:: Selection ::

To provide all students with an environment where they are healthy, safe, engaged, and challenged, a collaborative approach to health and learning must be in place (ASCD & CDC, 2014). NASN holds that to optimize student health, safety, and learning, students and adults in schools and school systems must model antiracist systems and behaviors. As school and community healthcare providers, school nurses advocate and act as change agents to support students and their families. School nurses and other school and school system staff individually assess their own explicit and implicit biases via partnerships with community providers and agencies. Cultivating change in schools and school systems include actions such as

  • Review school policies and practices to uncover and eliminate racism, for example:
    • Examine relationship between racial achievement gaps and racial discipline gaps and propose interventions (Pearman et al., 2019)

:: Dataset excerpt ::

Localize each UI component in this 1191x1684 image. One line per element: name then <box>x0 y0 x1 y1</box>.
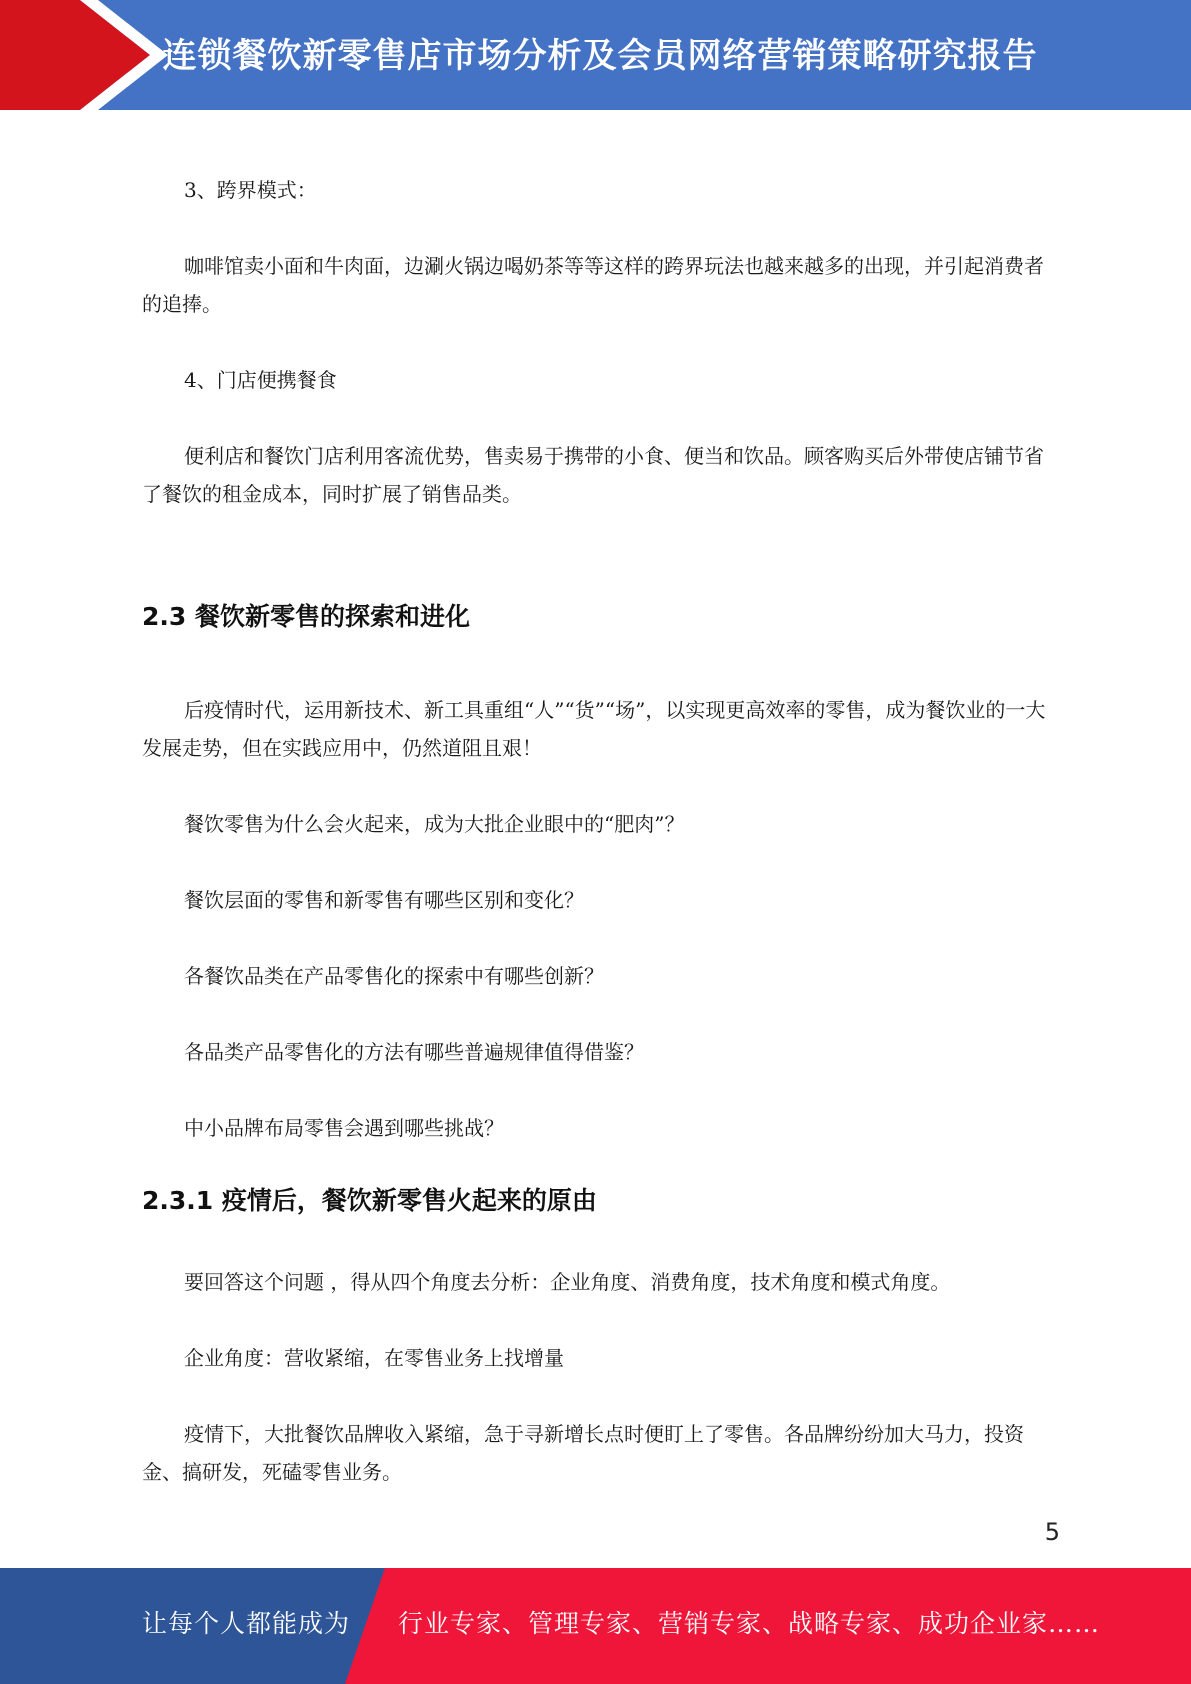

:: Given task ::
Answer from the passage on school nurses and antiracism:
(a) What must students and adults in schools and school systems model to optimize student health, safety, and learning?
(b) What do school nurses act as in supporting students and their families?
(c) Which relationship does the passage say to examine when reviewing school policies and practices?

:: Final result ::
(a) Antiracist systems and behaviors.
(b) Change agents.
(c) The relationship between racial achievement gaps and racial discipline gaps.